__What to do__
Repeat exactly each line of the data provided below.

__Record list__

- - -

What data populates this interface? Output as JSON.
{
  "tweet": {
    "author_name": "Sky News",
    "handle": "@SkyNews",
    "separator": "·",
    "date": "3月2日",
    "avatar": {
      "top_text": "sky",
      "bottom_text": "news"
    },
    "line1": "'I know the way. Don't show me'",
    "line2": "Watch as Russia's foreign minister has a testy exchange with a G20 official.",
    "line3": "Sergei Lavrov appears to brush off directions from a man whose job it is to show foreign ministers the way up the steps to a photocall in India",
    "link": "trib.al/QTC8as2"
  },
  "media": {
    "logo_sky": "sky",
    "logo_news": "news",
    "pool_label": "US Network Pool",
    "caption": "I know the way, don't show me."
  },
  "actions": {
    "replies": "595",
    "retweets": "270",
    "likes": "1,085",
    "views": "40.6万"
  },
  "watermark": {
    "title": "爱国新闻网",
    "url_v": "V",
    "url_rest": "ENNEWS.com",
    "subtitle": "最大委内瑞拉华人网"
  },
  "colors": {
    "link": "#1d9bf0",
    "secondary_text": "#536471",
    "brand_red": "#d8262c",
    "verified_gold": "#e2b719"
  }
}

- - -

__Response to this exercise__
What data populates this interface? Output as JSON.
{
  "tweet": {
    "author_name": "Sky News",
    "handle": "@SkyNews",
    "separator": "·",
    "date": "3月2日",
    "avatar": {
      "top_text": "sky",
      "bottom_text": "news"
    },
    "line1": "'I know the way. Don't show me'",
    "line2": "Watch as Russia's foreign minister has a testy exchange with a G20 official.",
    "line3": "Sergei Lavrov appears to brush off directions from a man whose job it is to show foreign ministers the way up the steps to a photocall in India",
    "link": "trib.al/QTC8as2"
  },
  "media": {
    "logo_sky": "sky",
    "logo_news": "news",
    "pool_label": "US Network Pool",
    "caption": "I know the way, don't show me."
  },
  "actions": {
    "replies": "595",
    "retweets": "270",
    "likes": "1,085",
    "views": "40.6万"
  },
  "watermark": {
    "title": "爱国新闻网",
    "url_v": "V",
    "url_rest": "ENNEWS.com",
    "subtitle": "最大委内瑞拉华人网"
  },
  "colors": {
    "link": "#1d9bf0",
    "secondary_text": "#536471",
    "brand_red": "#d8262c",
    "verified_gold": "#e2b719"
  }
}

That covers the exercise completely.